PROBLEM TO WORK ON
Print out the material that follows word for word.

Data items

* * * * *

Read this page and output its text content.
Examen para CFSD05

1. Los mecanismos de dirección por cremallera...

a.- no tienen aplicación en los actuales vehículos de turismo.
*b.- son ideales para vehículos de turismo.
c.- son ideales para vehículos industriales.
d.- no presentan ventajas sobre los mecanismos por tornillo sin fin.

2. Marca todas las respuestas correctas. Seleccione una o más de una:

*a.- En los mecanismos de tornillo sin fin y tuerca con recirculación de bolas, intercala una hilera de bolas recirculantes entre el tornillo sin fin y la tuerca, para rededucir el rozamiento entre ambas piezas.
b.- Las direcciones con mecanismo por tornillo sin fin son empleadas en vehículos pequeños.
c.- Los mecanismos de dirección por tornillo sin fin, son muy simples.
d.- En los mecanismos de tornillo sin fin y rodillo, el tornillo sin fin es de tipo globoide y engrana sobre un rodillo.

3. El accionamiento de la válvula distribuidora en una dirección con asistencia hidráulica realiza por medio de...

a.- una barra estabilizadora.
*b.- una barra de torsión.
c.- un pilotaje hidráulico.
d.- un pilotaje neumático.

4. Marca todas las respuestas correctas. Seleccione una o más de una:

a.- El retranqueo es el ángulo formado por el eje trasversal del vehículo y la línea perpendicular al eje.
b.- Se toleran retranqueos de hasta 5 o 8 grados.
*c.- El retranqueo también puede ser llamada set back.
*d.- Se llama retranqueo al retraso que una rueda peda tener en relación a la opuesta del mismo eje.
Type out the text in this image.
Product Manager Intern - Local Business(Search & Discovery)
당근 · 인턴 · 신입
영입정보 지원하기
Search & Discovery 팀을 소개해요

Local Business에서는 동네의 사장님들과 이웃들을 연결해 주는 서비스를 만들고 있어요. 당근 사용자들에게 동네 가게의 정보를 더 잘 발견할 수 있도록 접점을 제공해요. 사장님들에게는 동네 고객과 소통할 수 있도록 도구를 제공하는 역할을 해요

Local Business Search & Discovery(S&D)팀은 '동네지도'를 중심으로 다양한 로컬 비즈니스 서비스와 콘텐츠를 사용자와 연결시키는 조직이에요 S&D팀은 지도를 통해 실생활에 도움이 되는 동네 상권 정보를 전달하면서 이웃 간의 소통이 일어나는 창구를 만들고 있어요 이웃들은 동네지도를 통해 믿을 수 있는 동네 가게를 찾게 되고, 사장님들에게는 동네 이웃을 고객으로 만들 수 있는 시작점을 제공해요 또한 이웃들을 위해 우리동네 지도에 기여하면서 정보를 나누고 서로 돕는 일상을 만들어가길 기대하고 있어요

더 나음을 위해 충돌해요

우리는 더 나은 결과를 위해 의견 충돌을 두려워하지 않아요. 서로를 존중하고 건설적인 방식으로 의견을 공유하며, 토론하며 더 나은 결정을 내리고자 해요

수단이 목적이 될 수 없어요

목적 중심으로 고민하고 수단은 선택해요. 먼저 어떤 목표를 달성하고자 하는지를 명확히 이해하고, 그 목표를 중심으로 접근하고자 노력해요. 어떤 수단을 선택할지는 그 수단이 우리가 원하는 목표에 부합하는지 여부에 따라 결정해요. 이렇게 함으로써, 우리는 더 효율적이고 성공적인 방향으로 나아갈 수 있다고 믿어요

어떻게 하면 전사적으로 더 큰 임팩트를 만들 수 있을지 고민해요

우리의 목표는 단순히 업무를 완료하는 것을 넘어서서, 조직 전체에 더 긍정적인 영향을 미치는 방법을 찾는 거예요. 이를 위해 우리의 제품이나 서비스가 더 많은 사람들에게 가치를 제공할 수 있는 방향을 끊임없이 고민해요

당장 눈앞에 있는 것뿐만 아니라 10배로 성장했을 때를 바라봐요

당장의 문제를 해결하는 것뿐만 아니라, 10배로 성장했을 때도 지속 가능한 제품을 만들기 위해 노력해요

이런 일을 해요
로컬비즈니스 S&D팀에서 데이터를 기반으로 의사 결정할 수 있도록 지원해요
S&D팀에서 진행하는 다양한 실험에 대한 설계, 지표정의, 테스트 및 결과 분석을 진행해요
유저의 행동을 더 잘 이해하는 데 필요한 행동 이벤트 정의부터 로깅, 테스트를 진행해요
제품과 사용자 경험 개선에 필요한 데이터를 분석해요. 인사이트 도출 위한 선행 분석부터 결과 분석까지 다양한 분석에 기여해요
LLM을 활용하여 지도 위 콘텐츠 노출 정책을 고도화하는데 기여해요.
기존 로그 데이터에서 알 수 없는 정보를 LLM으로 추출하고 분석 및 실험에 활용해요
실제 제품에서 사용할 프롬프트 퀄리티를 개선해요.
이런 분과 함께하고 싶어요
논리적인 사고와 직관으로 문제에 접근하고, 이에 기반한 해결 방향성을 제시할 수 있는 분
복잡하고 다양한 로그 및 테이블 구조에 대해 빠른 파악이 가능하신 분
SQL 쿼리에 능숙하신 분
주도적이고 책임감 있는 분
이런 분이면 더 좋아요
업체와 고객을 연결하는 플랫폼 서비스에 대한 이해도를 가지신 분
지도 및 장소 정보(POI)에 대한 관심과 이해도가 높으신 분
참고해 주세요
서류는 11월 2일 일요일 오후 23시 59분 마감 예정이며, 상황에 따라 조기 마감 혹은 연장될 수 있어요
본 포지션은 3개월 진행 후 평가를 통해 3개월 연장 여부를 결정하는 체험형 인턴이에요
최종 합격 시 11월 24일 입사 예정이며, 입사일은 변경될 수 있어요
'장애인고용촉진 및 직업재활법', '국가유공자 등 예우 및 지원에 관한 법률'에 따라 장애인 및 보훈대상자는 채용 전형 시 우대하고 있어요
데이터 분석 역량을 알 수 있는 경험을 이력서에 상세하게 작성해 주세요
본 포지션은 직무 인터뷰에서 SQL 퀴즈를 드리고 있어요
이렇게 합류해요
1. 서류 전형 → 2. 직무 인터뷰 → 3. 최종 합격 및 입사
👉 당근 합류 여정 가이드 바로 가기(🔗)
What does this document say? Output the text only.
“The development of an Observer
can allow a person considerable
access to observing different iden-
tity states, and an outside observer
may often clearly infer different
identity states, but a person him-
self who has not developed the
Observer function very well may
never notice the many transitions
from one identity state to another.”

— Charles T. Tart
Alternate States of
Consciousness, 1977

* * * * *

EXERCISE RESULT
Read this page and output its text content.
Examen para CFSD05

1. Los mecanismos de dirección por cremallera...

a.- no tienen aplicación en los actuales vehículos de turismo.
*b.- son ideales para vehículos de turismo.
c.- son ideales para vehículos industriales.
d.- no presentan ventajas sobre los mecanismos por tornillo sin fin.

2. Marca todas las respuestas correctas. Seleccione una o más de una:

*a.- En los mecanismos de tornillo sin fin y tuerca con recirculación de bolas, intercala una hilera de bolas recirculantes entre el tornillo sin fin y la tuerca, para rededucir el rozamiento entre ambas piezas.
b.- Las direcciones con mecanismo por tornillo sin fin son empleadas en vehículos pequeños.
c.- Los mecanismos de dirección por tornillo sin fin, son muy simples.
d.- En los mecanismos de tornillo sin fin y rodillo, el tornillo sin fin es de tipo globoide y engrana sobre un rodillo.

3. El accionamiento de la válvula distribuidora en una dirección con asistencia hidráulica realiza por medio de...

a.- una barra estabilizadora.
*b.- una barra de torsión.
c.- un pilotaje hidráulico.
d.- un pilotaje neumático.

4. Marca todas las respuestas correctas. Seleccione una o más de una:

a.- El retranqueo es el ángulo formado por el eje trasversal del vehículo y la línea perpendicular al eje.
b.- Se toleran retranqueos de hasta 5 o 8 grados.
*c.- El retranqueo también puede ser llamada set back.
*d.- Se llama retranqueo al retraso que una rueda peda tener en relación a la opuesta del mismo eje.
Type out the text in this image.
Product Manager Intern - Local Business(Search & Discovery)
당근 · 인턴 · 신입
영입정보 지원하기
Search & Discovery 팀을 소개해요

Local Business에서는 동네의 사장님들과 이웃들을 연결해 주는 서비스를 만들고 있어요. 당근 사용자들에게 동네 가게의 정보를 더 잘 발견할 수 있도록 접점을 제공해요. 사장님들에게는 동네 고객과 소통할 수 있도록 도구를 제공하는 역할을 해요

Local Business Search & Discovery(S&D)팀은 '동네지도'를 중심으로 다양한 로컬 비즈니스 서비스와 콘텐츠를 사용자와 연결시키는 조직이에요 S&D팀은 지도를 통해 실생활에 도움이 되는 동네 상권 정보를 전달하면서 이웃 간의 소통이 일어나는 창구를 만들고 있어요 이웃들은 동네지도를 통해 믿을 수 있는 동네 가게를 찾게 되고, 사장님들에게는 동네 이웃을 고객으로 만들 수 있는 시작점을 제공해요 또한 이웃들을 위해 우리동네 지도에 기여하면서 정보를 나누고 서로 돕는 일상을 만들어가길 기대하고 있어요

더 나음을 위해 충돌해요

우리는 더 나은 결과를 위해 의견 충돌을 두려워하지 않아요. 서로를 존중하고 건설적인 방식으로 의견을 공유하며, 토론하며 더 나은 결정을 내리고자 해요

수단이 목적이 될 수 없어요

목적 중심으로 고민하고 수단은 선택해요. 먼저 어떤 목표를 달성하고자 하는지를 명확히 이해하고, 그 목표를 중심으로 접근하고자 노력해요. 어떤 수단을 선택할지는 그 수단이 우리가 원하는 목표에 부합하는지 여부에 따라 결정해요. 이렇게 함으로써, 우리는 더 효율적이고 성공적인 방향으로 나아갈 수 있다고 믿어요

어떻게 하면 전사적으로 더 큰 임팩트를 만들 수 있을지 고민해요

우리의 목표는 단순히 업무를 완료하는 것을 넘어서서, 조직 전체에 더 긍정적인 영향을 미치는 방법을 찾는 거예요. 이를 위해 우리의 제품이나 서비스가 더 많은 사람들에게 가치를 제공할 수 있는 방향을 끊임없이 고민해요

당장 눈앞에 있는 것뿐만 아니라 10배로 성장했을 때를 바라봐요

당장의 문제를 해결하는 것뿐만 아니라, 10배로 성장했을 때도 지속 가능한 제품을 만들기 위해 노력해요

이런 일을 해요
로컬비즈니스 S&D팀에서 데이터를 기반으로 의사 결정할 수 있도록 지원해요
S&D팀에서 진행하는 다양한 실험에 대한 설계, 지표정의, 테스트 및 결과 분석을 진행해요
유저의 행동을 더 잘 이해하는 데 필요한 행동 이벤트 정의부터 로깅, 테스트를 진행해요
제품과 사용자 경험 개선에 필요한 데이터를 분석해요. 인사이트 도출 위한 선행 분석부터 결과 분석까지 다양한 분석에 기여해요
LLM을 활용하여 지도 위 콘텐츠 노출 정책을 고도화하는데 기여해요.
기존 로그 데이터에서 알 수 없는 정보를 LLM으로 추출하고 분석 및 실험에 활용해요
실제 제품에서 사용할 프롬프트 퀄리티를 개선해요.
이런 분과 함께하고 싶어요
논리적인 사고와 직관으로 문제에 접근하고, 이에 기반한 해결 방향성을 제시할 수 있는 분
복잡하고 다양한 로그 및 테이블 구조에 대해 빠른 파악이 가능하신 분
SQL 쿼리에 능숙하신 분
주도적이고 책임감 있는 분
이런 분이면 더 좋아요
업체와 고객을 연결하는 플랫폼 서비스에 대한 이해도를 가지신 분
지도 및 장소 정보(POI)에 대한 관심과 이해도가 높으신 분
참고해 주세요
서류는 11월 2일 일요일 오후 23시 59분 마감 예정이며, 상황에 따라 조기 마감 혹은 연장될 수 있어요
본 포지션은 3개월 진행 후 평가를 통해 3개월 연장 여부를 결정하는 체험형 인턴이에요
최종 합격 시 11월 24일 입사 예정이며, 입사일은 변경될 수 있어요
'장애인고용촉진 및 직업재활법', '국가유공자 등 예우 및 지원에 관한 법률'에 따라 장애인 및 보훈대상자는 채용 전형 시 우대하고 있어요
데이터 분석 역량을 알 수 있는 경험을 이력서에 상세하게 작성해 주세요
본 포지션은 직무 인터뷰에서 SQL 퀴즈를 드리고 있어요
이렇게 합류해요
1. 서류 전형 → 2. 직무 인터뷰 → 3. 최종 합격 및 입사
👉 당근 합류 여정 가이드 바로 가기(🔗)
What does this document say? Output the text only.
“The development of an Observer
can allow a person considerable
access to observing different iden-
tity states, and an outside observer
may often clearly infer different
identity states, but a person him-
self who has not developed the
Observer function very well may
never notice the many transitions
from one identity state to another.”

— Charles T. Tart
Alternate States of
Consciousness, 1977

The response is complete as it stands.